Entries taken from a collection:
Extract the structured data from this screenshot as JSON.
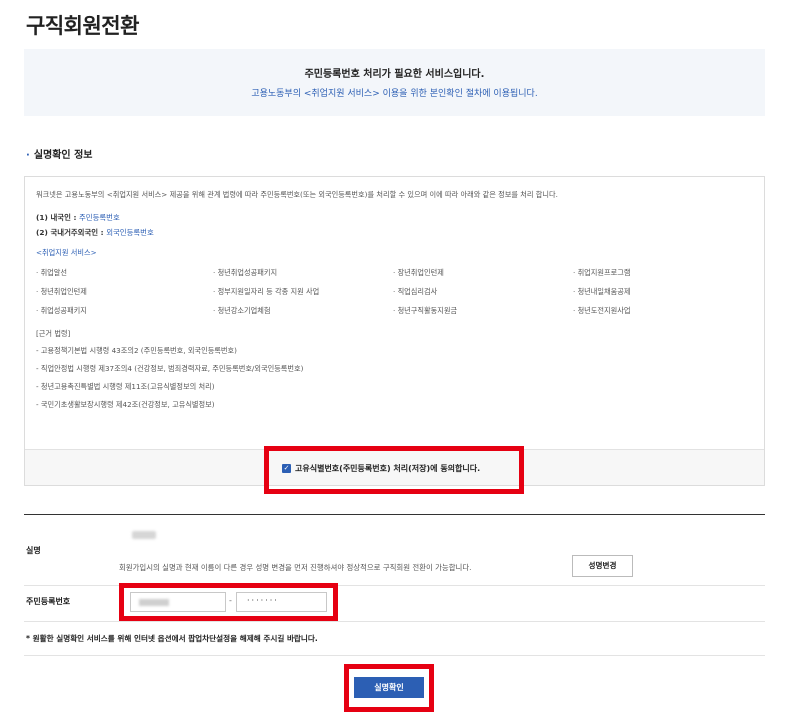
{
  "page": {
    "title": "구직회원전환"
  },
  "notice": {
    "line1": "주민등록번호 처리가 필요한 서비스입니다.",
    "line2": "고용노동부의 <취업지원 서비스> 이용을 위한 본인확인 절차에 이용됩니다."
  },
  "section": {
    "title": "실명확인 정보",
    "bullet": "·"
  },
  "info": {
    "intro": "워크넷은 고용노동부의 <취업지원 서비스> 제공을 위해 관계 법령에 따라 주민등록번호(또는 외국인등록번호)를 처리할 수 있으며 이에 따라 아래와 같은 정보를 처리 합니다.",
    "domestic_label": "(1) 내국인 :",
    "domestic_value": "주민등록번호",
    "foreign_label": "(2) 국내거주외국인 :",
    "foreign_value": "외국인등록번호",
    "services_title": "<취업지원 서비스>",
    "services": [
      "· 취업알선",
      "· 청년취업성공패키지",
      "· 장년취업인턴제",
      "· 취업지원프로그램",
      "· 청년취업인턴제",
      "· 정부지원일자리 등 각종 지원 사업",
      "· 직업심리검사",
      "· 청년내일채움공제",
      "· 취업성공패키지",
      "· 청년강소기업체험",
      "· 청년구직활동지원금",
      "· 청년도전지원사업"
    ],
    "law_title": "[근거 법령]",
    "laws": [
      "- 고용정책기본법 시행령 43조의2 (주민등록번호, 외국인등록번호)",
      "- 직업안정법 시행령 제37조의4 (건강정보, 범죄경력자료, 주민등록번호/외국인등록번호)",
      "- 청년고용촉진특별법 시행령 제11조(고유식별정보의 처리)",
      "- 국민기초생활보장시행령 제42조(건강정보, 고유식별정보)"
    ]
  },
  "agree": {
    "checked": true,
    "label": "고유식별번호(주민등록번호) 처리(저장)에 동의합니다."
  },
  "form": {
    "name_label": "실명",
    "name_help": "회원가입시의 실명과 현재 이름이 다른 경우 성명 변경을 먼저 진행하셔야 정상적으로 구직회원 전환이 가능합니다.",
    "name_change_button": "성명변경",
    "rrn_label": "주민등록번호",
    "rrn_separator": "-",
    "rrn_back_masked": "·······",
    "popup_note": "* 원활한 실명확인 서비스를 위해 인터넷 옵션에서 팝업차단설정을 해제해 주시길 바랍니다.",
    "confirm_button": "실명확인"
  },
  "colors": {
    "accent": "#2c5fb4",
    "highlight": "#e60012",
    "notice_bg": "#f3f6fa"
  },
  "icons": {
    "checkbox": "checkbox-checked-icon"
  }
}
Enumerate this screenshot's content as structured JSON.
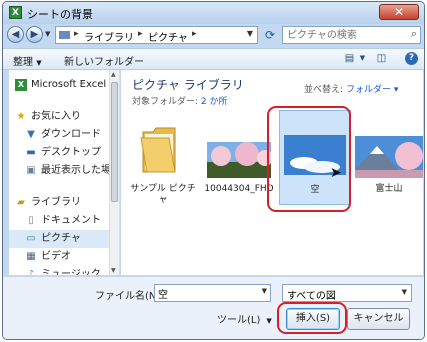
{
  "window": {
    "title": "シートの背景",
    "close_label": "✕"
  },
  "address_bar": {
    "path": [
      "ライブラリ",
      "ピクチャ"
    ]
  },
  "search": {
    "placeholder": "ピクチャの検索"
  },
  "toolbar": {
    "organize_label": "整理",
    "new_folder_label": "新しいフォルダー"
  },
  "nav": {
    "items": [
      {
        "label": "Microsoft Excel",
        "icon": "excel-icon"
      },
      {
        "label": "お気に入り",
        "icon": "star-icon"
      },
      {
        "label": "ダウンロード",
        "icon": "download-folder-icon"
      },
      {
        "label": "デスクトップ",
        "icon": "desktop-icon"
      },
      {
        "label": "最近表示した場所",
        "icon": "recent-places-icon"
      },
      {
        "label": "ライブラリ",
        "icon": "library-icon"
      },
      {
        "label": "ドキュメント",
        "icon": "documents-icon"
      },
      {
        "label": "ピクチャ",
        "icon": "pictures-icon",
        "selected": true
      },
      {
        "label": "ビデオ",
        "icon": "videos-icon"
      },
      {
        "label": "ミュージック",
        "icon": "music-icon"
      }
    ]
  },
  "library": {
    "title": "ピクチャ ライブラリ",
    "subtitle_prefix": "対象フォルダー:",
    "subtitle_link": "2 か所",
    "arrange_label": "並べ替え:",
    "arrange_value": "フォルダー ▾"
  },
  "files": [
    {
      "name": "サンプル ピクチャ",
      "type": "folder"
    },
    {
      "name": "10044304_FHD",
      "type": "image"
    },
    {
      "name": "空",
      "type": "image",
      "selected": true
    },
    {
      "name": "富士山",
      "type": "image"
    }
  ],
  "bottom": {
    "filename_label": "ファイル名(N):",
    "filename_value": "空",
    "filetype_value": "すべての図",
    "tools_label": "ツール(L)",
    "insert_label": "挿入(S)",
    "cancel_label": "キャンセル"
  },
  "colors": {
    "highlight": "#d3202a",
    "title_text": "#1e3a6e",
    "link": "#1a5ad1"
  }
}
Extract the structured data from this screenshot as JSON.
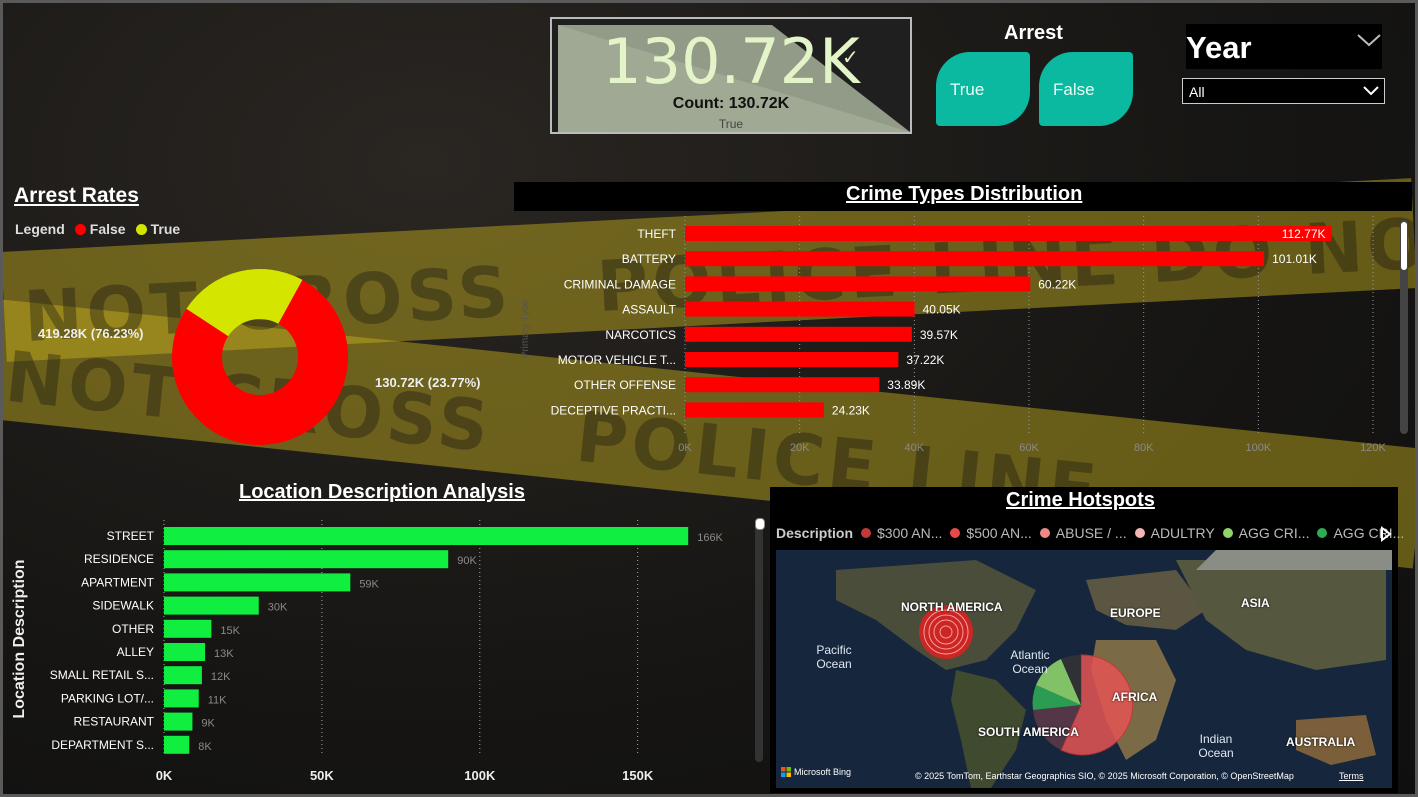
{
  "kpi": {
    "value": "130.72K",
    "tooltip": "Count: 130.72K",
    "sub": "True"
  },
  "arrest_slicer": {
    "title": "Arrest",
    "options": [
      "True",
      "False"
    ]
  },
  "year_slicer": {
    "title": "Year",
    "selected": "All"
  },
  "colors": {
    "false": "#ff0000",
    "true": "#d4e600",
    "crime_bar": "#ff0000",
    "location_bar": "#10ee40",
    "slicer": "#0bb8a0"
  },
  "arrest_rates": {
    "title": "Arrest Rates",
    "legend_title": "Legend",
    "false_label": "419.28K (76.23%)",
    "true_label": "130.72K (23.77%)"
  },
  "crime_types": {
    "title": "Crime Types Distribution",
    "yaxis_title": "Primary Type"
  },
  "location": {
    "title": "Location Description Analysis",
    "yaxis_title": "Location Description"
  },
  "hotspots": {
    "title": "Crime Hotspots",
    "legend_title": "Description",
    "legend_items": [
      {
        "label": "$300 AN...",
        "color": "#c0393b"
      },
      {
        "label": "$500 AN...",
        "color": "#e84a4a"
      },
      {
        "label": "ABUSE / ...",
        "color": "#f08a8a"
      },
      {
        "label": "ADULTRY",
        "color": "#f3b5b5"
      },
      {
        "label": "AGG CRI...",
        "color": "#8ed46a"
      },
      {
        "label": "AGG CRI...",
        "color": "#2faa55"
      }
    ],
    "map_labels": {
      "north_america": "NORTH AMERICA",
      "europe": "EUROPE",
      "asia": "ASIA",
      "africa": "AFRICA",
      "south_america": "SOUTH AMERICA",
      "australia": "AUSTRALIA",
      "pacific": "Pacific Ocean",
      "atlantic": "Atlantic Ocean",
      "indian": "Indian Ocean"
    },
    "bing": "Microsoft Bing",
    "credit": "© 2025 TomTom, Earthstar Geographics SIO, © 2025 Microsoft Corporation, © OpenStreetMap",
    "terms": "Terms"
  },
  "chart_data": [
    {
      "type": "pie",
      "title": "Arrest Rates",
      "categories": [
        "False",
        "True"
      ],
      "values": [
        419280,
        130720
      ],
      "labels": [
        "419.28K (76.23%)",
        "130.72K (23.77%)"
      ],
      "donut": true,
      "legend": "top-left"
    },
    {
      "type": "bar",
      "orientation": "horizontal",
      "title": "Crime Types Distribution",
      "ylabel": "Primary Type",
      "categories": [
        "THEFT",
        "BATTERY",
        "CRIMINAL DAMAGE",
        "ASSAULT",
        "NARCOTICS",
        "MOTOR VEHICLE T...",
        "OTHER OFFENSE",
        "DECEPTIVE PRACTI..."
      ],
      "values": [
        112770,
        101010,
        60220,
        40050,
        39570,
        37220,
        33890,
        24230
      ],
      "data_labels": [
        "112.77K",
        "101.01K",
        "60.22K",
        "40.05K",
        "39.57K",
        "37.22K",
        "33.89K",
        "24.23K"
      ],
      "xlim": [
        0,
        120000
      ],
      "xticks": [
        "0K",
        "20K",
        "40K",
        "60K",
        "80K",
        "100K",
        "120K"
      ],
      "grid": true
    },
    {
      "type": "bar",
      "orientation": "horizontal",
      "title": "Location Description Analysis",
      "ylabel": "Location Description",
      "categories": [
        "STREET",
        "RESIDENCE",
        "APARTMENT",
        "SIDEWALK",
        "OTHER",
        "ALLEY",
        "SMALL RETAIL S...",
        "PARKING LOT/...",
        "RESTAURANT",
        "DEPARTMENT S..."
      ],
      "values": [
        166000,
        90000,
        59000,
        30000,
        15000,
        13000,
        12000,
        11000,
        9000,
        8000
      ],
      "data_labels": [
        "166K",
        "90K",
        "59K",
        "30K",
        "15K",
        "13K",
        "12K",
        "11K",
        "9K",
        "8K"
      ],
      "xlim": [
        0,
        190000
      ],
      "xticks": [
        "0K",
        "50K",
        "100K",
        "150K"
      ],
      "grid": true
    }
  ]
}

Given exercise
Using the material above, copy every line in which the string "Description" occurs.

Response to the exercise
    "title": "Location Description Analysis",
    "yaxis_title": "Location Description"
    "legend_title": "Description",
      "title": "Location Description Analysis",
      "ylabel": "Location Description",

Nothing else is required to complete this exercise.